**EXERCISE**
Word for word, transcribe the lines from the one containing "Read this page and output its text content." through the end of the entries, both included, and nothing else.

**RECORDS SHOWN**
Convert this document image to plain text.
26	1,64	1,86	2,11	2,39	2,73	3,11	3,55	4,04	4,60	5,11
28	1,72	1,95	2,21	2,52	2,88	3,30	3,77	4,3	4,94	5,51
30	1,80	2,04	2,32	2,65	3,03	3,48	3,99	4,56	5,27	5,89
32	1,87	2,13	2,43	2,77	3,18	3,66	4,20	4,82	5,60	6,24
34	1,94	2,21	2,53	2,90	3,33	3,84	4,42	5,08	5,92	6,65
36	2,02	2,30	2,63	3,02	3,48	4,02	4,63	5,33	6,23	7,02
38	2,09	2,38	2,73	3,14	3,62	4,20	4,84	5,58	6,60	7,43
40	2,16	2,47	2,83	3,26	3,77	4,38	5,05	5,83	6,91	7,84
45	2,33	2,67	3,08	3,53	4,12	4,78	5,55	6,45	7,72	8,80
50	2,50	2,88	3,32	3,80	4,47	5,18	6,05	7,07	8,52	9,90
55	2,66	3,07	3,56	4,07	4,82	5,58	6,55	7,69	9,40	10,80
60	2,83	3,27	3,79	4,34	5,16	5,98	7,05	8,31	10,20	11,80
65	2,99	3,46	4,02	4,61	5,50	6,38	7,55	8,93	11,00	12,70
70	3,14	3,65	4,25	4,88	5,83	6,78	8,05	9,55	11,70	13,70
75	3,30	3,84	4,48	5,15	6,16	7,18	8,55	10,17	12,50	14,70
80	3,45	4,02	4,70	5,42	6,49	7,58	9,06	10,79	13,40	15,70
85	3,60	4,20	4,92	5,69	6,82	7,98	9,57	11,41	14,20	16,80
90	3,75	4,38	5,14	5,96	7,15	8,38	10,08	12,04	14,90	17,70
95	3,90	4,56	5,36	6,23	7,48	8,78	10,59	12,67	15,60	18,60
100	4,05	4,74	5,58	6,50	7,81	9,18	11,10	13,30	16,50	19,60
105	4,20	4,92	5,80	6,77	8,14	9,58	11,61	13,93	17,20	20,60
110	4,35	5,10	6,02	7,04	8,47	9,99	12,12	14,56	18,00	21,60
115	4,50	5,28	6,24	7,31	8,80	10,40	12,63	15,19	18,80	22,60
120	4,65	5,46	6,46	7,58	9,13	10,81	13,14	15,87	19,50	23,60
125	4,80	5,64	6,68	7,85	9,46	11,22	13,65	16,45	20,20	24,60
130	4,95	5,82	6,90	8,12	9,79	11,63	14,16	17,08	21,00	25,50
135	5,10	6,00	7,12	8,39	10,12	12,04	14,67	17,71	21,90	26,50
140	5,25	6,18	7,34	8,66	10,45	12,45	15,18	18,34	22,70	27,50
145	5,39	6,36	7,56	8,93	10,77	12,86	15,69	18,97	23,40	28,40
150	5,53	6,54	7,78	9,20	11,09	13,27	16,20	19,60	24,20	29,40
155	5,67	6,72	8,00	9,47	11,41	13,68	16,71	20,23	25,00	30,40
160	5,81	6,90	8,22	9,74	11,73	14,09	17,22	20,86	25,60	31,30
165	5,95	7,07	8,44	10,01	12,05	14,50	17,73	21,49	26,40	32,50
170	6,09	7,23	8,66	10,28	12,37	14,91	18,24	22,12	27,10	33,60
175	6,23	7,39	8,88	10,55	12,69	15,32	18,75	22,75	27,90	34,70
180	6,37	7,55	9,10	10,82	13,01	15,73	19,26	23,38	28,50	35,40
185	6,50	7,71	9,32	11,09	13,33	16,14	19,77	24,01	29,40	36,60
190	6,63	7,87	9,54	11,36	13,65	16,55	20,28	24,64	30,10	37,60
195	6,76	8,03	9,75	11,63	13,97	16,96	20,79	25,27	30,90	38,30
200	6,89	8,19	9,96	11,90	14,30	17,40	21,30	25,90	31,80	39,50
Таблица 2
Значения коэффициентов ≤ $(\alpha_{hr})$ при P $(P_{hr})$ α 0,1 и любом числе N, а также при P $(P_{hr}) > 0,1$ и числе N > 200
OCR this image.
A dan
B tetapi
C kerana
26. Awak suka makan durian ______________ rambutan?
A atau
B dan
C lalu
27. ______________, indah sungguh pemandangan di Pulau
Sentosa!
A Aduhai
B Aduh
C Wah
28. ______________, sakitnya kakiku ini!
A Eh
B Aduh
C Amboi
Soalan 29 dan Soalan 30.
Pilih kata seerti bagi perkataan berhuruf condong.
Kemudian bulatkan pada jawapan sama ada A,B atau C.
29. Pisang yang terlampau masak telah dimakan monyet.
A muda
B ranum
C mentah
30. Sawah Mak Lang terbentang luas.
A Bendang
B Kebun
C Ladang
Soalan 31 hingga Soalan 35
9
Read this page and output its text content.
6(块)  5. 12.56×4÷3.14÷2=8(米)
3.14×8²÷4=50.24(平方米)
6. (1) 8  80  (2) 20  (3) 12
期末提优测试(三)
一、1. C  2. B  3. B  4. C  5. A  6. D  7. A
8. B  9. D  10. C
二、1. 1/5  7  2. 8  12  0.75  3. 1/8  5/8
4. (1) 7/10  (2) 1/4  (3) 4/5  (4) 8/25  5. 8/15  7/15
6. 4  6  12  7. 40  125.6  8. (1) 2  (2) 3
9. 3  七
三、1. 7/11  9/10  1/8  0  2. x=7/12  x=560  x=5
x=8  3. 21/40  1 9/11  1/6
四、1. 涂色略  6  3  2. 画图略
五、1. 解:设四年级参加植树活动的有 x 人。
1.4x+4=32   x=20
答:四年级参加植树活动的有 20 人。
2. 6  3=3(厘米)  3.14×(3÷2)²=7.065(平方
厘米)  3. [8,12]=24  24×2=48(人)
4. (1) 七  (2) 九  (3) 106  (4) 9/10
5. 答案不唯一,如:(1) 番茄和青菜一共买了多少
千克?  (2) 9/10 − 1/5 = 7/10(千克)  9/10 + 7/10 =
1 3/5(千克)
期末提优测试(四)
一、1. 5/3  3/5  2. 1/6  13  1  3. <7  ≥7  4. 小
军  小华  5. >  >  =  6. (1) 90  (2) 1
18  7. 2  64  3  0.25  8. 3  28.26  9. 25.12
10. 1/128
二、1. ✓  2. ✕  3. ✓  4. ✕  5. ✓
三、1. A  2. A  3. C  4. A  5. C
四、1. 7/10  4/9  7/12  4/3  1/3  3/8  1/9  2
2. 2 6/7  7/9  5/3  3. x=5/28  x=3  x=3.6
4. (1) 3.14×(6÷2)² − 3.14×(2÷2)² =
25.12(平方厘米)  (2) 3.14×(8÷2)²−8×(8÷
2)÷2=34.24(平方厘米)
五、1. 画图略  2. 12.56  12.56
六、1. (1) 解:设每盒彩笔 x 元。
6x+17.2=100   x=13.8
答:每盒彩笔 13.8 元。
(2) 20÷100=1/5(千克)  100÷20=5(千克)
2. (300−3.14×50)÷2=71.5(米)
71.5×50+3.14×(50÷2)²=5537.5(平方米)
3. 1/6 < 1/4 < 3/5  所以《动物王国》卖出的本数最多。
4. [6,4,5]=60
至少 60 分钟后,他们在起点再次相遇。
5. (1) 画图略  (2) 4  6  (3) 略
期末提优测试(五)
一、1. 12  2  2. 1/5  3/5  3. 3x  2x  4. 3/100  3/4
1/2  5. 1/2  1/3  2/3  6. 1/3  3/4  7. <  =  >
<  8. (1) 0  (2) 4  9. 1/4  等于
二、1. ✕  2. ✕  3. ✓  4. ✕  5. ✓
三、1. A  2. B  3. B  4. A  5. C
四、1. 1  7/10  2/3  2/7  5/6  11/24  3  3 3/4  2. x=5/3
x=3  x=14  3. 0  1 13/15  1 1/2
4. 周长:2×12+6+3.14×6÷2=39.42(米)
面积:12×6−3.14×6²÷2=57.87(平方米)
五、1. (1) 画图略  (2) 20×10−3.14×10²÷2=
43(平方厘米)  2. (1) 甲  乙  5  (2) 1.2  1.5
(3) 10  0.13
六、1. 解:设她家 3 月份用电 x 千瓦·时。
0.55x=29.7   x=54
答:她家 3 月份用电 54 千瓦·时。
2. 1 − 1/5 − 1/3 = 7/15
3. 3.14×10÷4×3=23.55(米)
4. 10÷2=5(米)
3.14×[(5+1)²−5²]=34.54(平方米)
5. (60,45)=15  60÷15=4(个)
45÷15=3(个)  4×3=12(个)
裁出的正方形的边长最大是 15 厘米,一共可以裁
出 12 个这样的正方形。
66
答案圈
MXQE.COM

**FINAL ANSWER**
Read this page and output its text content.
6(块)  5. 12.56×4÷3.14÷2=8(米)
3.14×8²÷4=50.24(平方米)
6. (1) 8  80  (2) 20  (3) 12
期末提优测试(三)
一、1. C  2. B  3. B  4. C  5. A  6. D  7. A
8. B  9. D  10. C
二、1. 1/5  7  2. 8  12  0.75  3. 1/8  5/8
4. (1) 7/10  (2) 1/4  (3) 4/5  (4) 8/25  5. 8/15  7/15
6. 4  6  12  7. 40  125.6  8. (1) 2  (2) 3
9. 3  七
三、1. 7/11  9/10  1/8  0  2. x=7/12  x=560  x=5
x=8  3. 21/40  1 9/11  1/6
四、1. 涂色略  6  3  2. 画图略
五、1. 解:设四年级参加植树活动的有 x 人。
1.4x+4=32   x=20
答:四年级参加植树活动的有 20 人。
2. 6  3=3(厘米)  3.14×(3÷2)²=7.065(平方
厘米)  3. [8,12]=24  24×2=48(人)
4. (1) 七  (2) 九  (3) 106  (4) 9/10
5. 答案不唯一,如:(1) 番茄和青菜一共买了多少
千克?  (2) 9/10 − 1/5 = 7/10(千克)  9/10 + 7/10 =
1 3/5(千克)
期末提优测试(四)
一、1. 5/3  3/5  2. 1/6  13  1  3. <7  ≥7  4. 小
军  小华  5. >  >  =  6. (1) 90  (2) 1
18  7. 2  64  3  0.25  8. 3  28.26  9. 25.12
10. 1/128
二、1. ✓  2. ✕  3. ✓  4. ✕  5. ✓
三、1. A  2. A  3. C  4. A  5. C
四、1. 7/10  4/9  7/12  4/3  1/3  3/8  1/9  2
2. 2 6/7  7/9  5/3  3. x=5/28  x=3  x=3.6
4. (1) 3.14×(6÷2)² − 3.14×(2÷2)² =
25.12(平方厘米)  (2) 3.14×(8÷2)²−8×(8÷
2)÷2=34.24(平方厘米)
五、1. 画图略  2. 12.56  12.56
六、1. (1) 解:设每盒彩笔 x 元。
6x+17.2=100   x=13.8
答:每盒彩笔 13.8 元。
(2) 20÷100=1/5(千克)  100÷20=5(千克)
2. (300−3.14×50)÷2=71.5(米)
71.5×50+3.14×(50÷2)²=5537.5(平方米)
3. 1/6 < 1/4 < 3/5  所以《动物王国》卖出的本数最多。
4. [6,4,5]=60
至少 60 分钟后,他们在起点再次相遇。
5. (1) 画图略  (2) 4  6  (3) 略
期末提优测试(五)
一、1. 12  2  2. 1/5  3/5  3. 3x  2x  4. 3/100  3/4
1/2  5. 1/2  1/3  2/3  6. 1/3  3/4  7. <  =  >
<  8. (1) 0  (2) 4  9. 1/4  等于
二、1. ✕  2. ✕  3. ✓  4. ✕  5. ✓
三、1. A  2. B  3. B  4. A  5. C
四、1. 1  7/10  2/3  2/7  5/6  11/24  3  3 3/4  2. x=5/3
x=3  x=14  3. 0  1 13/15  1 1/2
4. 周长:2×12+6+3.14×6÷2=39.42(米)
面积:12×6−3.14×6²÷2=57.87(平方米)
五、1. (1) 画图略  (2) 20×10−3.14×10²÷2=
43(平方厘米)  2. (1) 甲  乙  5  (2) 1.2  1.5
(3) 10  0.13
六、1. 解:设她家 3 月份用电 x 千瓦·时。
0.55x=29.7   x=54
答:她家 3 月份用电 54 千瓦·时。
2. 1 − 1/5 − 1/3 = 7/15
3. 3.14×10÷4×3=23.55(米)
4. 10÷2=5(米)
3.14×[(5+1)²−5²]=34.54(平方米)
5. (60,45)=15  60÷15=4(个)
45÷15=3(个)  4×3=12(个)
裁出的正方形的边长最大是 15 厘米,一共可以裁
出 12 个这样的正方形。
66
答案圈
MXQE.COM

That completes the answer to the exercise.